### Selected passage

▼

Python Package Set-up and Structure
Overview
Teaching: 25 min
Exercises: 0 minQuestions
What is the layout of a Python package?
How can I quickly create the structure of a Python package?
What license should I choose for my project?
Objectives
Explain Python package structure.
Use the CMS CookieCutter to build a Python package.
Examples of Python package structure
If you look at the GitHub repositories for several large Python packages such as numpy, scipy, or scikit-learn, you will notice a lot of similarities between the directory layouts of these projects.
Having a similar, or standard way to lay out Python packages allows people to more easily understand and contribute to your code. We could make the structure by hand, however, it is much easier to use a tool to do this.
Creating a Python package using CookieCutter
To create a skeletal structure for our project, we will use the MolSSI CMS CookieCutter. This will not only create our directory layout, but will also set up many tools we will use including testing, continuous integration, documentation, and git.
Running CookieCutter
Once you have CookieCutter installed, you can run it. CookieCutter is a general tool for making copies of repositories. We will use it to make a copy of the MolSSI Python project template.
To run the CMS CookieCutter, navigate to the directory where you would like to start your project, and type:
$ cookiecutter gh:molssi/cookiecutter-cms
This command will bring up an interactive prompt which asks questions about your project. Here, the prompt is given first, followed by the default value in square brackets. Answer the questions according to the following.

▲

### Data to process
▼

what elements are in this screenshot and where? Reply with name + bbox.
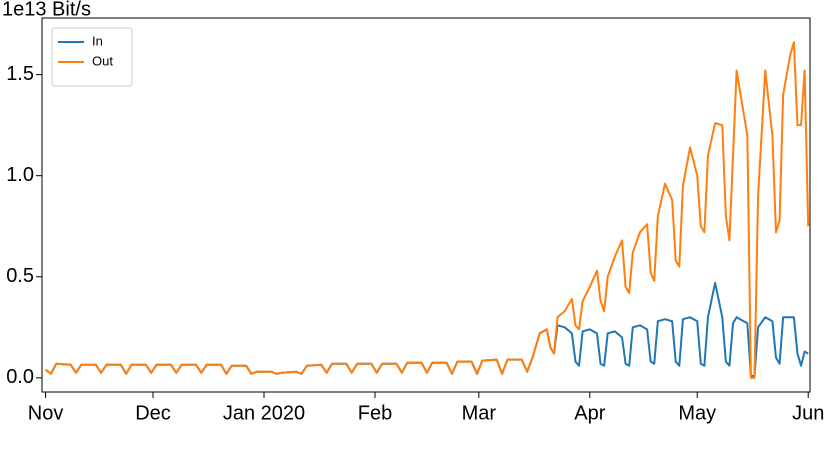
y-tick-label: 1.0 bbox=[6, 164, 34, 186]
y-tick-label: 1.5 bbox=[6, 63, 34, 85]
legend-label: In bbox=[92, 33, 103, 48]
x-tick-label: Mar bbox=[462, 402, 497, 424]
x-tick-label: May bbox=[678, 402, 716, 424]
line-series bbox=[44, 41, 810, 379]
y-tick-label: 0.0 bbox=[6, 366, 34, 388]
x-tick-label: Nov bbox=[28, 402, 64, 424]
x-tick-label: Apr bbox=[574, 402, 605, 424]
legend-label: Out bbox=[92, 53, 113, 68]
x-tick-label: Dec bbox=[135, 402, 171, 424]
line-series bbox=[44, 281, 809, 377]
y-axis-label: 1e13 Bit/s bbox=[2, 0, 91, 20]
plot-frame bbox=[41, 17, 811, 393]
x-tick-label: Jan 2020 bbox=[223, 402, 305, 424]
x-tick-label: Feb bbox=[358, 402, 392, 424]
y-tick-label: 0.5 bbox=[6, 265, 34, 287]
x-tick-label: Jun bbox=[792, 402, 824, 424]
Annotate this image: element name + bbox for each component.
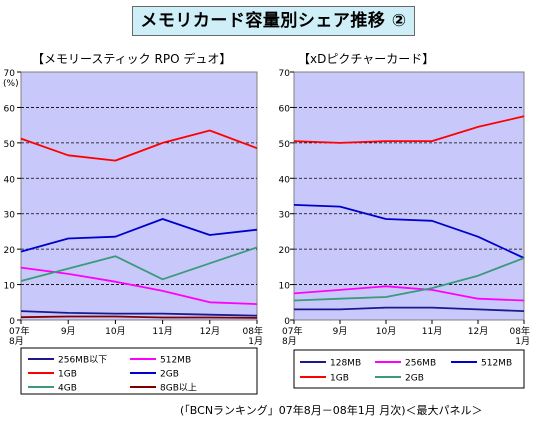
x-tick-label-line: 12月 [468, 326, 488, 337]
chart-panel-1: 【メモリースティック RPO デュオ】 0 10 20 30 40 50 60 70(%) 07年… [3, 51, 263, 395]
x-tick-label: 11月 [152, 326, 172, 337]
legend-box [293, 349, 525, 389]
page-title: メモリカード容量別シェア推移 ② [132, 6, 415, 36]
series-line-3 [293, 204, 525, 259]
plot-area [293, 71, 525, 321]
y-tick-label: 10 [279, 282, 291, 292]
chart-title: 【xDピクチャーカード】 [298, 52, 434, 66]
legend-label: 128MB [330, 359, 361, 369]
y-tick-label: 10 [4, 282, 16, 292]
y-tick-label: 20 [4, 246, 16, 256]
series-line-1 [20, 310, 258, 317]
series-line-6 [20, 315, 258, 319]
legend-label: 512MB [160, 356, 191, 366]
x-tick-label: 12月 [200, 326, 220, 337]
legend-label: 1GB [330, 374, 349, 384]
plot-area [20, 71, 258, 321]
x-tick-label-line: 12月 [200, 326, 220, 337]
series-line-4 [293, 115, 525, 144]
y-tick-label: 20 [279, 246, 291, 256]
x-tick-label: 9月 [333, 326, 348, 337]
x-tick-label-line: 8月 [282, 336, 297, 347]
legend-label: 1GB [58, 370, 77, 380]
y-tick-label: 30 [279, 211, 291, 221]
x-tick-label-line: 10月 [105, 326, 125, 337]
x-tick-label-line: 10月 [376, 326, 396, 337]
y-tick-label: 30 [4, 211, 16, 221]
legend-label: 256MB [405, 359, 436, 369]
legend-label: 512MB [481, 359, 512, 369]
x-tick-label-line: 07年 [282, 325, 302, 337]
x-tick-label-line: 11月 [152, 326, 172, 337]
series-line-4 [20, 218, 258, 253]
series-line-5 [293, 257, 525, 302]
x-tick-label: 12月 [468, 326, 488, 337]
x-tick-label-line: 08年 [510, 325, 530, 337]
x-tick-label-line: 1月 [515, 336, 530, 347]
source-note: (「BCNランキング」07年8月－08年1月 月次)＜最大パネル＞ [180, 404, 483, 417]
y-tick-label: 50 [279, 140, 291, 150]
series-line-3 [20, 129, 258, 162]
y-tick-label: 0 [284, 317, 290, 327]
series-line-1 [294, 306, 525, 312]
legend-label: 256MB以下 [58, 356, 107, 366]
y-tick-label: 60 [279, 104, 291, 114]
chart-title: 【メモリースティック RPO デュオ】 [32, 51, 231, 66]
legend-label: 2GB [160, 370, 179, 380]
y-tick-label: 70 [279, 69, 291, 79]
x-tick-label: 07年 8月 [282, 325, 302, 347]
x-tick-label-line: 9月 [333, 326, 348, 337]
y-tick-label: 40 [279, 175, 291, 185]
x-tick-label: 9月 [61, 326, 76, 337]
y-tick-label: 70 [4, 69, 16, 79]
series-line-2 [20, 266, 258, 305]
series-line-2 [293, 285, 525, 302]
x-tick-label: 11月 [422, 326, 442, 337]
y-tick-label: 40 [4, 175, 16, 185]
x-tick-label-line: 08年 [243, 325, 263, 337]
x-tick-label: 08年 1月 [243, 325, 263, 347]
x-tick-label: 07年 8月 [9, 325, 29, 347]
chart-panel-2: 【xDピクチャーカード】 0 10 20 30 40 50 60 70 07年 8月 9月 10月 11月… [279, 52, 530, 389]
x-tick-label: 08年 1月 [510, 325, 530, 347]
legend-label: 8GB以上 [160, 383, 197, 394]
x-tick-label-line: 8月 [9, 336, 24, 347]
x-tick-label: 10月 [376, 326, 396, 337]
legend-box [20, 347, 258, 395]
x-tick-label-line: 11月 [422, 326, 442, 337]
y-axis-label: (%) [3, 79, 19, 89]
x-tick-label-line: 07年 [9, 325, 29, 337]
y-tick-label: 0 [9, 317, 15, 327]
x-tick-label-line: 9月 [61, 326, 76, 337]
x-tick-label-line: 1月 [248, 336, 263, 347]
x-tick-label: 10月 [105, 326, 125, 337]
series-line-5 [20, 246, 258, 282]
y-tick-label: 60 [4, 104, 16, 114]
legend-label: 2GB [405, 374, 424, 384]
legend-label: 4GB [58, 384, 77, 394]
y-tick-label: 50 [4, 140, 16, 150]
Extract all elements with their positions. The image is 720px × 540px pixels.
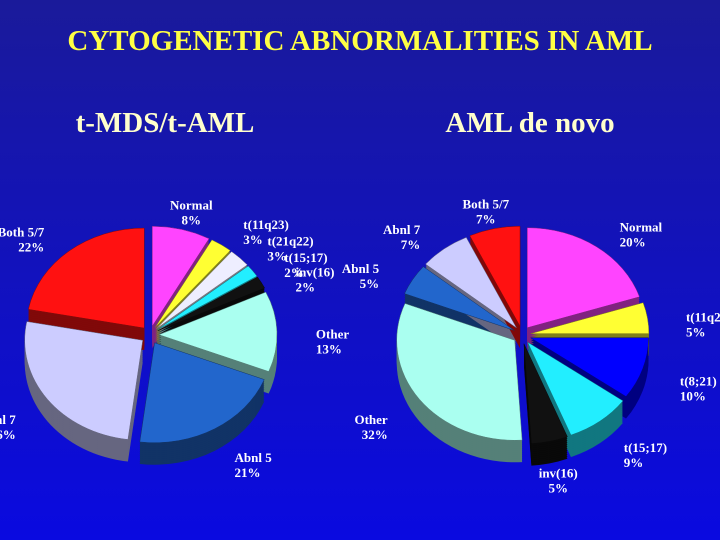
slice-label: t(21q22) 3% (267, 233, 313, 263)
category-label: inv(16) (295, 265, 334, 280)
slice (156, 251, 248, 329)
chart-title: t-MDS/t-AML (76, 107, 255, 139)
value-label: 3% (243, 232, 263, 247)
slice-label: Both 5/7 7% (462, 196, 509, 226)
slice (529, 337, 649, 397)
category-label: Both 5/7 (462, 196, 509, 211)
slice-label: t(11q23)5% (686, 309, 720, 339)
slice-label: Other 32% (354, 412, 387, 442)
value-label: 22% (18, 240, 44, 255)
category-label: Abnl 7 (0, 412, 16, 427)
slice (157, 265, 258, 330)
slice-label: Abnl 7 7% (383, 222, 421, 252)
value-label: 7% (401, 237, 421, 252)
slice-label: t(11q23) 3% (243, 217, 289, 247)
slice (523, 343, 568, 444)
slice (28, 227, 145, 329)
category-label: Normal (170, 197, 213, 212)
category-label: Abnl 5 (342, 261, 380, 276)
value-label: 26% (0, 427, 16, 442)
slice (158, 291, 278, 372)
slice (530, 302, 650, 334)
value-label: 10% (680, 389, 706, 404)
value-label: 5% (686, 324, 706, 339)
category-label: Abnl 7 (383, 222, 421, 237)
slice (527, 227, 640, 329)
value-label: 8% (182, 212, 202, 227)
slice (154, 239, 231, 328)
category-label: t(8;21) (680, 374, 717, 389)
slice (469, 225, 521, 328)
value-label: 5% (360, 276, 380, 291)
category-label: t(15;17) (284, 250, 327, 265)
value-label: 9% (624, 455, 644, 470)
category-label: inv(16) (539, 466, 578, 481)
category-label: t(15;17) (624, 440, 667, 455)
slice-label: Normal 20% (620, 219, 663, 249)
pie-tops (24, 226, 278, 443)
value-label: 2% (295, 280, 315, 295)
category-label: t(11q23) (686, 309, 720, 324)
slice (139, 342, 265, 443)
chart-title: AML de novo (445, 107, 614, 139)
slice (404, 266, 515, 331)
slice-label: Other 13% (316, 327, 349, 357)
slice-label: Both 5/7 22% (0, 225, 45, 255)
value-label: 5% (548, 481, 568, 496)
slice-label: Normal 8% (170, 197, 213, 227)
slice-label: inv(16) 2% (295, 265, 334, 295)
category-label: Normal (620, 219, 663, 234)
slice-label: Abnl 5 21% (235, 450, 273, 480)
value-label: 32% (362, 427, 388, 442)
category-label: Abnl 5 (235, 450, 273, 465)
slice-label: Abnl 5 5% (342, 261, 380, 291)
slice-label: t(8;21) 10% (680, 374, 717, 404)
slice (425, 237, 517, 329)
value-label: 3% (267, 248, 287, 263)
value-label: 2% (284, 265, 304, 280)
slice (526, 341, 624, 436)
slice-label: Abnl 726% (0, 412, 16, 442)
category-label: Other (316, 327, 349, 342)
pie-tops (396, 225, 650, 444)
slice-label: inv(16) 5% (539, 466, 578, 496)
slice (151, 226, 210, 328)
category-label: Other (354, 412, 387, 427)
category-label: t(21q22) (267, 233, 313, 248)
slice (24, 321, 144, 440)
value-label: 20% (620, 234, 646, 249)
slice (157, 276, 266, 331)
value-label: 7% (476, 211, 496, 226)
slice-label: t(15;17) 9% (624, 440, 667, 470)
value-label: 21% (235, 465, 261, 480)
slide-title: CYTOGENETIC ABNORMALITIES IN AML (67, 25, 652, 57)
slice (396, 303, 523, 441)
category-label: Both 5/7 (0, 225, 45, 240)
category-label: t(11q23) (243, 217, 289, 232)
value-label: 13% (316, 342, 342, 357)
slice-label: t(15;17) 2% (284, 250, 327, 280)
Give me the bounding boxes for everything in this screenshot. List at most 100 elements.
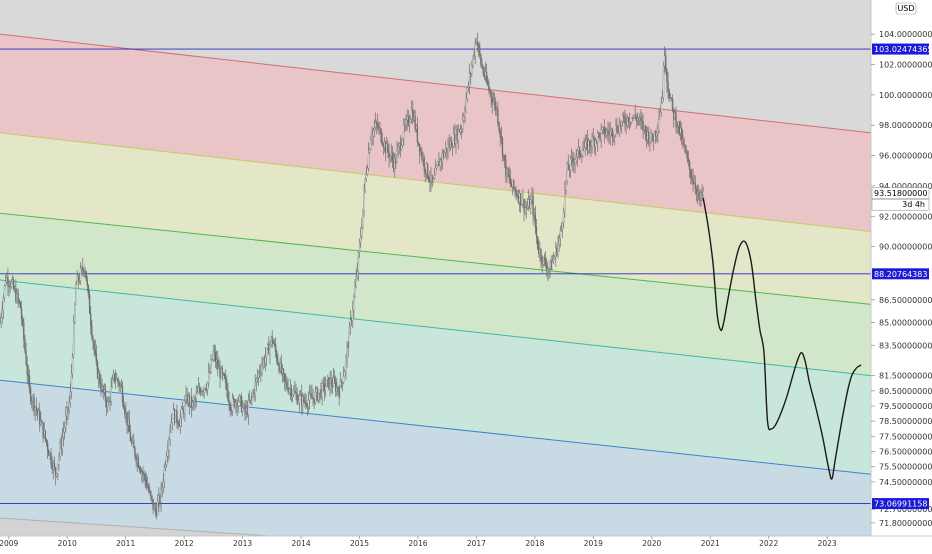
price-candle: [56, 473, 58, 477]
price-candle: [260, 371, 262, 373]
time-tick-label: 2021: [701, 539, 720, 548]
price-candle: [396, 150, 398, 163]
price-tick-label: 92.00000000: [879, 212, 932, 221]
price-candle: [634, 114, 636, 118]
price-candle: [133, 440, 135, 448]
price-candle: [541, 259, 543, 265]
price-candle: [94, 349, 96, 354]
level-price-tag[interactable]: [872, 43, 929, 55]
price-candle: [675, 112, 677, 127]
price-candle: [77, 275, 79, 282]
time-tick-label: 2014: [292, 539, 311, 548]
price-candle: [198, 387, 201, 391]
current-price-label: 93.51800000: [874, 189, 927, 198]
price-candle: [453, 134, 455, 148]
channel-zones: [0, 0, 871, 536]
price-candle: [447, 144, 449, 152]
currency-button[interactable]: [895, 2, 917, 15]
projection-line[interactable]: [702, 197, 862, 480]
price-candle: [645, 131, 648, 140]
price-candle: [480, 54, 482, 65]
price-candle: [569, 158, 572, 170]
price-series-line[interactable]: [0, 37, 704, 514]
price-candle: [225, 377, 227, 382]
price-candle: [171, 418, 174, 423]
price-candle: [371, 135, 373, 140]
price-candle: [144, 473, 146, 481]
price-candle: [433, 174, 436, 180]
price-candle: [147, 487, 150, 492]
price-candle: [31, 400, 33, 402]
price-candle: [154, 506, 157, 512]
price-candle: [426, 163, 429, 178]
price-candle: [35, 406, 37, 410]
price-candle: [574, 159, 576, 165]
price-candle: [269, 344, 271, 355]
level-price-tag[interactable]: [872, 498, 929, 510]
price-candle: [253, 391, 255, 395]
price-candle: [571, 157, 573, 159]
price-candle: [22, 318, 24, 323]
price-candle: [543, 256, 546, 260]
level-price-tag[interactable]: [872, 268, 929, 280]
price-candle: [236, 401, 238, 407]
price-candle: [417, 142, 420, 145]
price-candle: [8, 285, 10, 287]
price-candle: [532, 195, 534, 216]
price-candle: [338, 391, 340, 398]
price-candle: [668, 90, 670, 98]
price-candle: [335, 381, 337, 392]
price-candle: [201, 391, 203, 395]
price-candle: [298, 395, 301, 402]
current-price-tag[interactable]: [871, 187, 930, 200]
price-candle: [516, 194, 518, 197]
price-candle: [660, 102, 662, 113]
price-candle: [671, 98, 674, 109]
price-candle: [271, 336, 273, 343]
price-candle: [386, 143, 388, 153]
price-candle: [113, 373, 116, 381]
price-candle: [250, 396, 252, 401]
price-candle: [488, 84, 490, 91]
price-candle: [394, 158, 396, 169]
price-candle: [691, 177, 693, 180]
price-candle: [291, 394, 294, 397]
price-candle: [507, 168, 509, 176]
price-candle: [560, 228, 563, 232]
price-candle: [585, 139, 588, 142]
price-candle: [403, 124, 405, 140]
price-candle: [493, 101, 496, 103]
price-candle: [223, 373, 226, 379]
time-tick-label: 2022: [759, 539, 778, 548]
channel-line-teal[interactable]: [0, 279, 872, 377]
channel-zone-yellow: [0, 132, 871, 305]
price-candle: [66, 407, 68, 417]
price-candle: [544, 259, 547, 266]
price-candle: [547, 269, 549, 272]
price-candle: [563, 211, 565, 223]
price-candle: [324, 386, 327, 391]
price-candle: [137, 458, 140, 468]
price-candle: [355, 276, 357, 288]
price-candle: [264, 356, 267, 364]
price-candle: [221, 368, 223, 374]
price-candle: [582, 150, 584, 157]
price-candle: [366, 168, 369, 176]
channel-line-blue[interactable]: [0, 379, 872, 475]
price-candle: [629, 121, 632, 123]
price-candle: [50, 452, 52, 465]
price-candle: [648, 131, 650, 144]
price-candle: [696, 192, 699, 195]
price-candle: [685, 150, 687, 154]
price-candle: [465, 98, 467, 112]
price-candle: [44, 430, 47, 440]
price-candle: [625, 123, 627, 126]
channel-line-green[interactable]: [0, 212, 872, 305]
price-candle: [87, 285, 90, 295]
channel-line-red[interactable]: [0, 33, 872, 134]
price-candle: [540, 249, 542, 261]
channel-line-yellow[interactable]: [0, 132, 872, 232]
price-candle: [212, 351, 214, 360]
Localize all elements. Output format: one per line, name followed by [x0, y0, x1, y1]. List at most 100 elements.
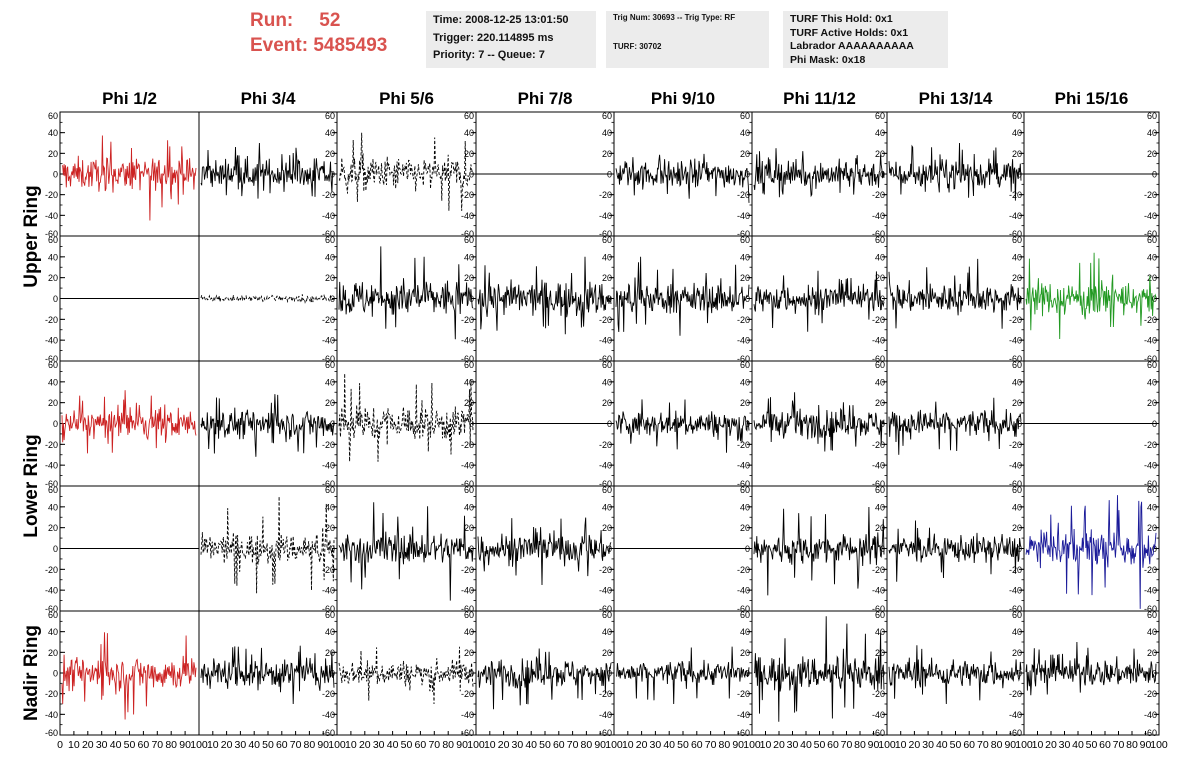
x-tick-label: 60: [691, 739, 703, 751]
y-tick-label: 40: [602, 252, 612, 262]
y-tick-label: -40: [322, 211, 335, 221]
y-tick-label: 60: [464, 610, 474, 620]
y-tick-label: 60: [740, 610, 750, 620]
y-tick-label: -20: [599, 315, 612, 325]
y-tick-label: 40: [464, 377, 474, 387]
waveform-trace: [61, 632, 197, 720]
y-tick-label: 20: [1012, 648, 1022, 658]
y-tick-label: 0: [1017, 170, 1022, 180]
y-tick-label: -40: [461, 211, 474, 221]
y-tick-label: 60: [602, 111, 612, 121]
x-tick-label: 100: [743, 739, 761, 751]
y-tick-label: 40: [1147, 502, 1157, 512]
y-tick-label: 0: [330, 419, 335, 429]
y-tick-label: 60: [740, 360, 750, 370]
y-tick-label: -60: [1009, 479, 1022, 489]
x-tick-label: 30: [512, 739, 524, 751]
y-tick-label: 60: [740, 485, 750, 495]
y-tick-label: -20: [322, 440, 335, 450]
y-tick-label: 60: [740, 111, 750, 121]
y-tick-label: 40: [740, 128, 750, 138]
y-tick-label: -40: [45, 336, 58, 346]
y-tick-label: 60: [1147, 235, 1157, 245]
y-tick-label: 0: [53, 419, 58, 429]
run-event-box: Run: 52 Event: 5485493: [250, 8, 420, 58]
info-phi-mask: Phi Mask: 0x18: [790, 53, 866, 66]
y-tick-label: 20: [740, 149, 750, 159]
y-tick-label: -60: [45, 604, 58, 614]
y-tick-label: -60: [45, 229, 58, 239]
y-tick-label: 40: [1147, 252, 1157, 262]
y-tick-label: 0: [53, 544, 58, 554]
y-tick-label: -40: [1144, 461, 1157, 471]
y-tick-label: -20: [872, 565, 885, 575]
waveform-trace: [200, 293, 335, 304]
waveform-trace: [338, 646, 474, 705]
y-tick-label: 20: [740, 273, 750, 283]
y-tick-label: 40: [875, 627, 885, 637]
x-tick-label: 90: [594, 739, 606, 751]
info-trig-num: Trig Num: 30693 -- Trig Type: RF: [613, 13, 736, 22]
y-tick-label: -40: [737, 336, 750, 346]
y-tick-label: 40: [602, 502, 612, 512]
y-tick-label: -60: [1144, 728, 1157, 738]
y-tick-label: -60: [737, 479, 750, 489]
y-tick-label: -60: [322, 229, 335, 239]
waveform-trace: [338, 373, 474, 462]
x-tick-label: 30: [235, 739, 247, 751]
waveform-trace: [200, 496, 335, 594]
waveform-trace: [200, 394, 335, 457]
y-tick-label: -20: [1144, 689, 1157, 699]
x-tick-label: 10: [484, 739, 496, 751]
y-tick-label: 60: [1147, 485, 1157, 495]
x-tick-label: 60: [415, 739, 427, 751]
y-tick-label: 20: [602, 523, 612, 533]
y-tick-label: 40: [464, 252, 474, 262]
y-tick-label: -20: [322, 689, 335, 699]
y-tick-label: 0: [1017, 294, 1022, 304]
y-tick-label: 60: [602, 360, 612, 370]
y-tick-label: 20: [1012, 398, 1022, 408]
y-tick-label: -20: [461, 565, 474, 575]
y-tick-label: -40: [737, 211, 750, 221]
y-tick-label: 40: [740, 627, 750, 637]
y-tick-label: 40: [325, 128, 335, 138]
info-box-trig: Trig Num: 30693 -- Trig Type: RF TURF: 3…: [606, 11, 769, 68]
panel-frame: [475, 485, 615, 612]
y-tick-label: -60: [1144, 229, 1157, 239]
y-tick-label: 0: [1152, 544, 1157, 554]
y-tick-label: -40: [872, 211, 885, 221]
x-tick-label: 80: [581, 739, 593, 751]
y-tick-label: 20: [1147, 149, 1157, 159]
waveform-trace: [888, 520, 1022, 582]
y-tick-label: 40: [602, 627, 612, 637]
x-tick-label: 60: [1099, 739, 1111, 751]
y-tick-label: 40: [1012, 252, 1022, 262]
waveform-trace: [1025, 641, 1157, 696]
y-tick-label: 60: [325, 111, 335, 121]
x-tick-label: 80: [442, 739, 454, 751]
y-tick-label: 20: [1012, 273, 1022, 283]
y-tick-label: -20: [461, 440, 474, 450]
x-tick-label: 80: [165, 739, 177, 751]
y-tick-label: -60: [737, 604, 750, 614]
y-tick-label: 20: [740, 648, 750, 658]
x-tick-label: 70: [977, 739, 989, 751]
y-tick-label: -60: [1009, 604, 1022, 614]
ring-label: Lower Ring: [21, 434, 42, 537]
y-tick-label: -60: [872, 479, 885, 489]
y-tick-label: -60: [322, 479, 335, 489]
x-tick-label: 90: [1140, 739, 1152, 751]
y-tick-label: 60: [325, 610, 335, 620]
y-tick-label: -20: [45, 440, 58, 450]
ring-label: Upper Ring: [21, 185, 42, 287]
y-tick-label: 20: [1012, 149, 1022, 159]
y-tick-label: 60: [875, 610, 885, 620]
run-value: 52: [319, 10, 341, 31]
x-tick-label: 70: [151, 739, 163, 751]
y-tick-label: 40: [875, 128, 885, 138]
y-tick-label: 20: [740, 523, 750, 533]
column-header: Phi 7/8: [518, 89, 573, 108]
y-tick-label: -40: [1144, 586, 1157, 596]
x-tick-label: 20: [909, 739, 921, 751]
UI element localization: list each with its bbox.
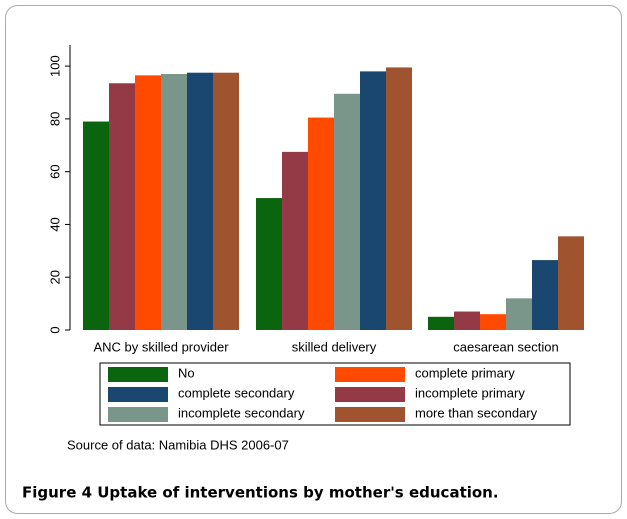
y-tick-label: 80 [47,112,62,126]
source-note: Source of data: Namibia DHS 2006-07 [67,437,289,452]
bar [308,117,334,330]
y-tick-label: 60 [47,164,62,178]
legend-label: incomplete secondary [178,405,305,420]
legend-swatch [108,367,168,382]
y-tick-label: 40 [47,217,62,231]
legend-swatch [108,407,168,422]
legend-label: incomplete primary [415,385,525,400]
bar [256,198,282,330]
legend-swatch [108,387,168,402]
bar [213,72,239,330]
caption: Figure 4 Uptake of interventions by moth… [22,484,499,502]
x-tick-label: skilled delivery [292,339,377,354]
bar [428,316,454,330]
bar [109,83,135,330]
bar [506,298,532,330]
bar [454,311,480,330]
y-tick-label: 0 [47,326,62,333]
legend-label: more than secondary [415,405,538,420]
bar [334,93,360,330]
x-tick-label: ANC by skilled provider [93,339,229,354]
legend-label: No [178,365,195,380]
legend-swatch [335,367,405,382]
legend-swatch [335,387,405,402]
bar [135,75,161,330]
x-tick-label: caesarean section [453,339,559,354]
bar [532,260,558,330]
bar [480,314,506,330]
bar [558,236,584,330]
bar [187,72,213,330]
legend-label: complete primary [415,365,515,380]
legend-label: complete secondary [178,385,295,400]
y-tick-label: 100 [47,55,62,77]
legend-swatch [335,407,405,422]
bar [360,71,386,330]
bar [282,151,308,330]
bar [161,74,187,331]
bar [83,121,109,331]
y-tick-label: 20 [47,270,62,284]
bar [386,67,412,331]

▲

### Requirement 1
Name every tool that, according to the Python packaging tutorial, the CMS CookieCutter sets up besides the directory layout.
### Requirement 2
In the listing, rewrite the stretch from the line containing "y-tick-label: 1.0 bbox=[6, 164, 34, 186]" through the line containing "y-tick-label: 0.0 bbox=[6, 366, 34, 388]", replacing "y-tick-label" with "y-axis-value" and leaving everything else unchanged.
The tutorial and the listing are unrelated material.

### Complete answer 1
Testing, continuous integration, documentation, and git.

### Complete answer 2
y-axis-value: 1.0 bbox=[6, 164, 34, 186]
y-axis-value: 1.5 bbox=[6, 63, 34, 85]
legend-label: In bbox=[92, 33, 103, 48]
x-tick-label: Mar bbox=[462, 402, 497, 424]
x-tick-label: May bbox=[678, 402, 716, 424]
line-series bbox=[44, 41, 810, 379]
y-axis-value: 0.0 bbox=[6, 366, 34, 388]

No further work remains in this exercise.